* The task: Find every line in the records that holds the string "bowel". Copy each one.

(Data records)
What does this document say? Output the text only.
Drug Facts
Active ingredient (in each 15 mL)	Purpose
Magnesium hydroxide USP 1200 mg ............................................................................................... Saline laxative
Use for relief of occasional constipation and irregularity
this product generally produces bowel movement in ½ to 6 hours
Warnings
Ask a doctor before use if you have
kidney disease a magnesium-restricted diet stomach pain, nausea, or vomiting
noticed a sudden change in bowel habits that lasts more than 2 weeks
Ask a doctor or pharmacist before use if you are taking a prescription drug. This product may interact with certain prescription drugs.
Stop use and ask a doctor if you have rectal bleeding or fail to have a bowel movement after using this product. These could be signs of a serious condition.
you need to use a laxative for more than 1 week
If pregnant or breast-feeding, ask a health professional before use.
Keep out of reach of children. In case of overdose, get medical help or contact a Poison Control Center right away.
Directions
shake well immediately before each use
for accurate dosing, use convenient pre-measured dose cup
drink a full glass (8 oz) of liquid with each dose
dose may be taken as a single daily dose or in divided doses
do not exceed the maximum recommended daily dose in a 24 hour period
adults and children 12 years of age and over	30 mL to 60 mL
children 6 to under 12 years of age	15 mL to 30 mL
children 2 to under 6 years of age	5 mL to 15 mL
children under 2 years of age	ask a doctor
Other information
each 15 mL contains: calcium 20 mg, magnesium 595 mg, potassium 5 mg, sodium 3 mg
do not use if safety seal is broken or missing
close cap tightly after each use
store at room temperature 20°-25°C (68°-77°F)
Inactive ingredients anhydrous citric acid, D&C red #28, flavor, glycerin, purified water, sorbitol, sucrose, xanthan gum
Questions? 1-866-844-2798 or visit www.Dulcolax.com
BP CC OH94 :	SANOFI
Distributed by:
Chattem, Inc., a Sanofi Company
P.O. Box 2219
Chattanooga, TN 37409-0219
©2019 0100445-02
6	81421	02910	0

* Answer to the exercise:
this product generally produces bowel movement in ½ to 6 hours
noticed a sudden change in bowel habits that lasts more than 2 weeks
Stop use and ask a doctor if you have rectal bleeding or fail to have a bowel movement after using this product. These could be signs of a serious condition.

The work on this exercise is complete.